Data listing
— BEGIN —

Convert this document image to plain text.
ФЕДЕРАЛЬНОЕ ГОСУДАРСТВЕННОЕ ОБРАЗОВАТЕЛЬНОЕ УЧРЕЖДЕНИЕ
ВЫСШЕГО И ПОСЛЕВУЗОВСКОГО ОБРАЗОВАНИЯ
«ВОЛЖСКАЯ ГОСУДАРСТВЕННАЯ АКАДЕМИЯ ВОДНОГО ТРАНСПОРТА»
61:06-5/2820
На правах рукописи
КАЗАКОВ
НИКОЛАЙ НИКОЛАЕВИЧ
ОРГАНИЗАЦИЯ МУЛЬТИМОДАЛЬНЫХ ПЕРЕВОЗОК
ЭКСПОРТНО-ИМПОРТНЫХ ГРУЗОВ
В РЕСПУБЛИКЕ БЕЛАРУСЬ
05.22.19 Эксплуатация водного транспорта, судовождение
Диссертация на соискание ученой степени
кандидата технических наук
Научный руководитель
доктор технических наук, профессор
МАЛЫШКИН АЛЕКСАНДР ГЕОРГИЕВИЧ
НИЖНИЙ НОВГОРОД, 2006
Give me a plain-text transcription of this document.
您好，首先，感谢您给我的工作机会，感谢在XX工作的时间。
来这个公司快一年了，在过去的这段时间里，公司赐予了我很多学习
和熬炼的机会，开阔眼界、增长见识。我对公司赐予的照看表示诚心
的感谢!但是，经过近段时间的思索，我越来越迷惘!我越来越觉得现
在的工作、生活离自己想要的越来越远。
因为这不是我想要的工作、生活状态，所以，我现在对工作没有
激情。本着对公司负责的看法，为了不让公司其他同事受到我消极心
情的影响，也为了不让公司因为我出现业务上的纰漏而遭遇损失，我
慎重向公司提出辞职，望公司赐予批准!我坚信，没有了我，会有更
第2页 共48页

— END —

* **Exercise objective**
Type out the entries again, word for word.

* **Answer in full**
Convert this document image to plain text.
ФЕДЕРАЛЬНОЕ ГОСУДАРСТВЕННОЕ ОБРАЗОВАТЕЛЬНОЕ УЧРЕЖДЕНИЕ
ВЫСШЕГО И ПОСЛЕВУЗОВСКОГО ОБРАЗОВАНИЯ
«ВОЛЖСКАЯ ГОСУДАРСТВЕННАЯ АКАДЕМИЯ ВОДНОГО ТРАНСПОРТА»
61:06-5/2820
На правах рукописи
КАЗАКОВ
НИКОЛАЙ НИКОЛАЕВИЧ
ОРГАНИЗАЦИЯ МУЛЬТИМОДАЛЬНЫХ ПЕРЕВОЗОК
ЭКСПОРТНО-ИМПОРТНЫХ ГРУЗОВ
В РЕСПУБЛИКЕ БЕЛАРУСЬ
05.22.19 Эксплуатация водного транспорта, судовождение
Диссертация на соискание ученой степени
кандидата технических наук
Научный руководитель
доктор технических наук, профессор
МАЛЫШКИН АЛЕКСАНДР ГЕОРГИЕВИЧ
НИЖНИЙ НОВГОРОД, 2006
Give me a plain-text transcription of this document.
您好，首先，感谢您给我的工作机会，感谢在XX工作的时间。
来这个公司快一年了，在过去的这段时间里，公司赐予了我很多学习
和熬炼的机会，开阔眼界、增长见识。我对公司赐予的照看表示诚心
的感谢!但是，经过近段时间的思索，我越来越迷惘!我越来越觉得现
在的工作、生活离自己想要的越来越远。
因为这不是我想要的工作、生活状态，所以，我现在对工作没有
激情。本着对公司负责的看法，为了不让公司其他同事受到我消极心
情的影响，也为了不让公司因为我出现业务上的纰漏而遭遇损失，我
慎重向公司提出辞职，望公司赐予批准!我坚信，没有了我，会有更
第2页 共48页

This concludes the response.